Records excerpted from a collection
•••••
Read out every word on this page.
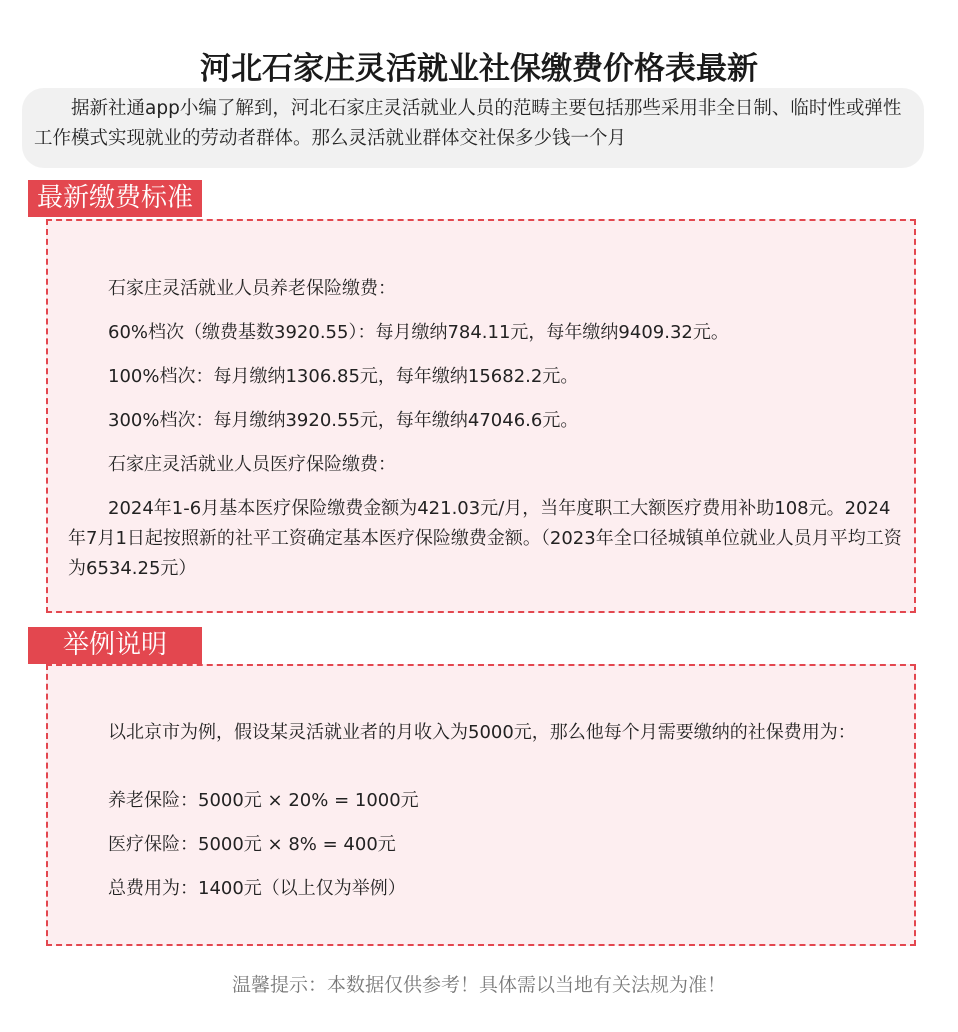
河北石家庄灵活就业社保缴费价格表最新

据新社通app小编了解到，河北石家庄灵活就业人员的范畴主要包括那些采用非全日制、临时性或弹性工作模式实现就业的劳动者群体。那么灵活就业群体交社保多少钱一个月

最新缴费标准

石家庄灵活就业人员养老保险缴费：

60%档次（缴费基数3920.55）：每月缴纳784.11元，每年缴纳9409.32元。

100%档次：每月缴纳1306.85元，每年缴纳15682.2元。

300%档次：每月缴纳3920.55元，每年缴纳47046.6元。

石家庄灵活就业人员医疗保险缴费：

2024年1-6月基本医疗保险缴费金额为421.03元/月，当年度职工大额医疗费用补助108元。2024年7月1日起按照新的社平工资确定基本医疗保险缴费金额。（2023年全口径城镇单位就业人员月平均工资为6534.25元）

举例说明

以北京市为例，假设某灵活就业者的月收入为5000元，那么他每个月需要缴纳的社保费用为：

养老保险：5000元 × 20% = 1000元

医疗保险：5000元 × 8% = 400元

总费用为：1400元（以上仅为举例）

温馨提示：本数据仅供参考！具体需以当地有关法规为准！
•••••
* **What the task asks**:
Write out all the records again, exactly, minus any pictures.

* **Written response**:
Read out every word on this page.
河北石家庄灵活就业社保缴费价格表最新

据新社通app小编了解到，河北石家庄灵活就业人员的范畴主要包括那些采用非全日制、临时性或弹性工作模式实现就业的劳动者群体。那么灵活就业群体交社保多少钱一个月

最新缴费标准

石家庄灵活就业人员养老保险缴费：

60%档次（缴费基数3920.55）：每月缴纳784.11元，每年缴纳9409.32元。

100%档次：每月缴纳1306.85元，每年缴纳15682.2元。

300%档次：每月缴纳3920.55元，每年缴纳47046.6元。

石家庄灵活就业人员医疗保险缴费：

2024年1-6月基本医疗保险缴费金额为421.03元/月，当年度职工大额医疗费用补助108元。2024年7月1日起按照新的社平工资确定基本医疗保险缴费金额。（2023年全口径城镇单位就业人员月平均工资为6534.25元）

举例说明

以北京市为例，假设某灵活就业者的月收入为5000元，那么他每个月需要缴纳的社保费用为：

养老保险：5000元 × 20% = 1000元

医疗保险：5000元 × 8% = 400元

总费用为：1400元（以上仅为举例）

温馨提示：本数据仅供参考！具体需以当地有关法规为准！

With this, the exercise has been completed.